### Selection

>> Start

The dynamics of Eqs. (35)–(36) can be mapped onto the motion of a particle trapped in a potential well [58].

$$\begin{aligned}&\frac{1}{2}I'^2+U_{\textrm{eff}}(I)=0,\nonumber \\&U_{\textrm{eff}}(I)=-\frac{\sqrt{3}\alpha ^2}{4\gamma _1\omega _1^2}(\mathcal {M}-I)I^2\nonumber \\&\quad \quad \quad \quad \quad +\frac{1}{2}\left[ \mathcal {H}-\frac{\varDelta \omega _{2n}}{2}(\mathcal {M}-I)+\frac{3\sqrt{3}}{2}I^2\right. \nonumber \\&\quad \quad \quad \quad \quad \left. +\frac{3\sqrt{3}}{32}\frac{\gamma _2}{\gamma _1}(\mathcal {M}-I)^2 + \frac{\sqrt{3}\eta }{\gamma _1}I(\mathcal {M}-I)\right] ^2. \end{aligned}$$

(37)

>> End

### Problem to solve
State whether each statement agrees with the excerpt on the potential-well mapping, answering yes or no and quoting the deciding words: (a) the dynamics can be mapped onto the motion of a particle; (b) that particle moves freely instead of being confined; (c) the dynamics in question come from a single equation, Eq. (34).

### Supplied entries
>> Start

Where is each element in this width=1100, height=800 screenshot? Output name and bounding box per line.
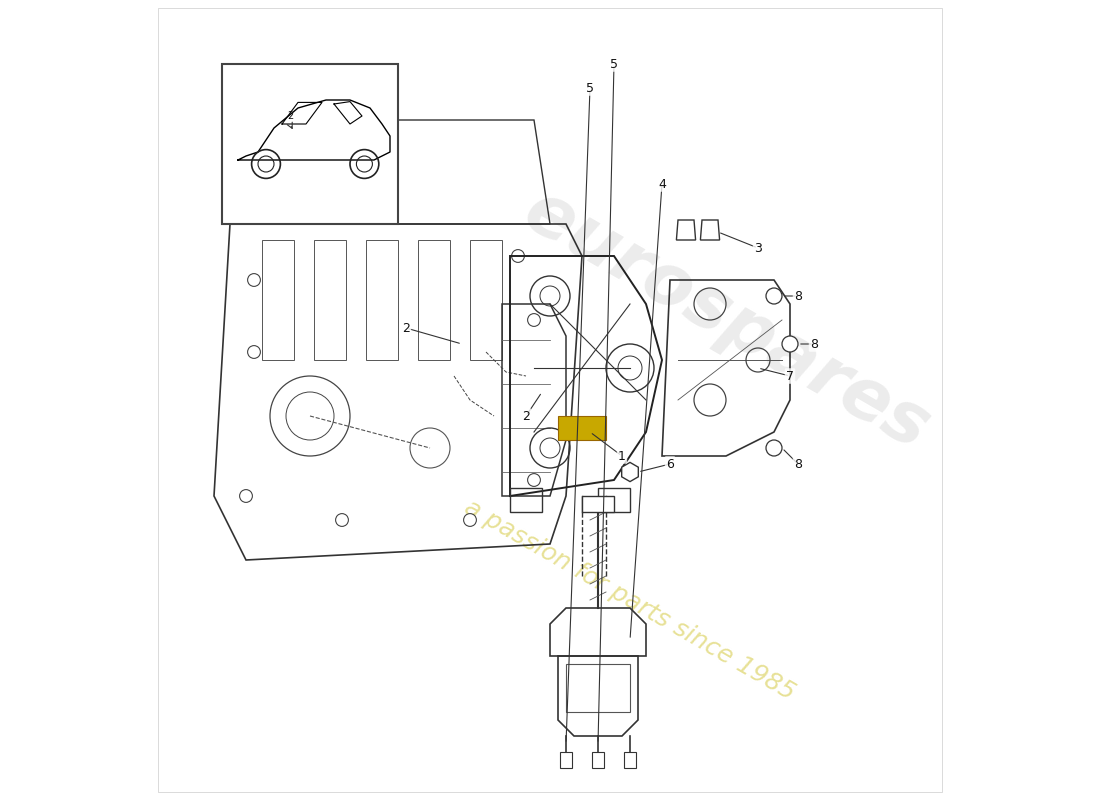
Text: 4: 4 (658, 178, 666, 190)
Text: 3: 3 (755, 242, 762, 254)
Polygon shape (624, 752, 637, 768)
Circle shape (766, 288, 782, 304)
Text: eurospares: eurospares (512, 176, 940, 464)
Text: 6: 6 (667, 458, 674, 470)
Circle shape (240, 490, 252, 502)
Text: 8: 8 (810, 338, 818, 350)
Circle shape (782, 336, 797, 352)
Text: 1: 1 (618, 450, 626, 462)
Circle shape (336, 514, 349, 526)
Text: 8: 8 (794, 290, 802, 302)
Circle shape (528, 314, 540, 326)
Text: 2: 2 (522, 410, 530, 422)
Circle shape (512, 250, 525, 262)
Text: 2: 2 (403, 322, 410, 334)
Text: 2: 2 (287, 111, 293, 121)
Circle shape (528, 474, 540, 486)
FancyBboxPatch shape (222, 64, 398, 224)
Polygon shape (558, 416, 606, 440)
Polygon shape (582, 496, 614, 512)
Text: 7: 7 (786, 370, 794, 382)
Circle shape (766, 440, 782, 456)
Polygon shape (676, 220, 695, 240)
Circle shape (463, 514, 476, 526)
Text: 5: 5 (610, 58, 618, 70)
Text: 8: 8 (794, 458, 802, 470)
Text: a passion for parts since 1985: a passion for parts since 1985 (461, 495, 800, 705)
Circle shape (248, 274, 261, 286)
Polygon shape (592, 752, 604, 768)
Polygon shape (560, 752, 572, 768)
Polygon shape (701, 220, 719, 240)
Circle shape (248, 346, 261, 358)
Text: 5: 5 (586, 82, 594, 94)
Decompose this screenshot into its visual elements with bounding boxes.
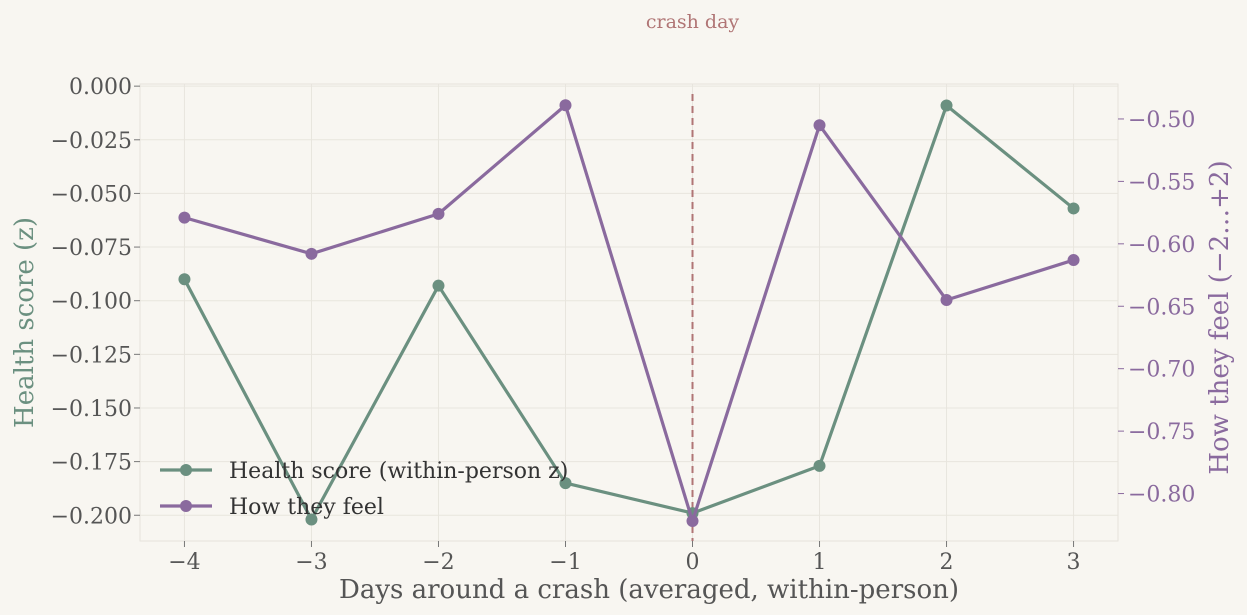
right-y-tick-label: −0.65 <box>1128 295 1195 320</box>
legend-swatch-marker <box>180 500 192 512</box>
left-y-tick-label: −0.050 <box>51 182 132 207</box>
series-2-point <box>305 247 318 260</box>
right-y-tick-label: −0.60 <box>1128 233 1195 258</box>
plot-area-frame <box>139 83 1119 542</box>
left-y-tick-label: 0.000 <box>69 75 132 100</box>
legend-swatch-marker <box>180 464 192 476</box>
right-y-axis-title: How they feel (−2…+2) <box>1205 160 1235 474</box>
x-tick-label: 0 <box>686 550 700 575</box>
series-line-2 <box>184 103 1075 523</box>
right-y-tick-label: −0.55 <box>1128 170 1195 195</box>
left-y-axis-ticks: 0.000 −0.025 −0.050 −0.075 −0.100 −0.125 −0.15… <box>51 75 140 529</box>
series-2-point <box>432 207 445 220</box>
series-1-point <box>305 513 318 526</box>
series-2-point <box>813 119 826 132</box>
x-tick-label: −2 <box>422 550 454 575</box>
x-tick-label: −1 <box>549 550 581 575</box>
x-tick-label: −3 <box>295 550 327 575</box>
series-2-point <box>559 99 572 112</box>
crash-day-marker: crash day <box>646 11 740 541</box>
left-y-tick-label: −0.100 <box>51 290 132 315</box>
right-y-axis-ticks: −0.50 −0.55 −0.60 −0.65 −0.70 −0.75 −0.80 <box>1118 108 1195 508</box>
left-y-tick-label: −0.125 <box>51 343 132 368</box>
series-2-point <box>1067 254 1080 267</box>
right-y-tick-label: −0.50 <box>1128 108 1195 133</box>
series-line-1 <box>183 103 1075 522</box>
legend: Health score (within-person z) How they f… <box>160 459 568 520</box>
x-tick-label: 3 <box>1067 550 1081 575</box>
x-tick-label: 2 <box>940 550 954 575</box>
series-lines <box>178 99 1080 528</box>
right-y-tick-label: −0.75 <box>1128 420 1195 445</box>
series-1-point <box>940 99 953 112</box>
left-y-tick-label: −0.075 <box>51 236 132 261</box>
left-y-tick-label: −0.175 <box>51 451 132 476</box>
left-y-tick-label: −0.150 <box>51 397 132 422</box>
series-1-point <box>178 273 191 286</box>
series-1-point <box>559 477 572 490</box>
legend-label: How they feel <box>229 495 384 520</box>
x-tick-label: 1 <box>813 550 827 575</box>
x-axis-ticks: −4 −3 −2 −1 0 1 2 3 <box>168 541 1081 575</box>
series-1-point <box>432 279 445 292</box>
legend-label: Health score (within-person z) <box>229 459 568 484</box>
series-2-point <box>178 211 191 224</box>
right-y-tick-label: −0.80 <box>1128 483 1195 508</box>
x-axis-title: Days around a crash (averaged, within-pe… <box>339 575 959 605</box>
right-y-tick-label: −0.70 <box>1128 358 1195 383</box>
crash-day-label: crash day <box>646 11 740 33</box>
left-y-tick-label: −0.025 <box>51 129 132 154</box>
series-2-point <box>940 294 953 307</box>
x-tick-label: −4 <box>168 550 200 575</box>
left-y-axis-title: Health score (z) <box>10 217 40 428</box>
series-1-point <box>1067 202 1080 215</box>
left-y-tick-label: −0.200 <box>51 504 132 529</box>
series-2-point <box>686 515 699 528</box>
series-1-point <box>813 459 826 472</box>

>> End

### Response to this exercise
(a) Yes: "can be mapped onto the motion of a particle"
(b) No: "trapped in a potential well"
(c) No: "The dynamics of Eqs. (35)–(36)"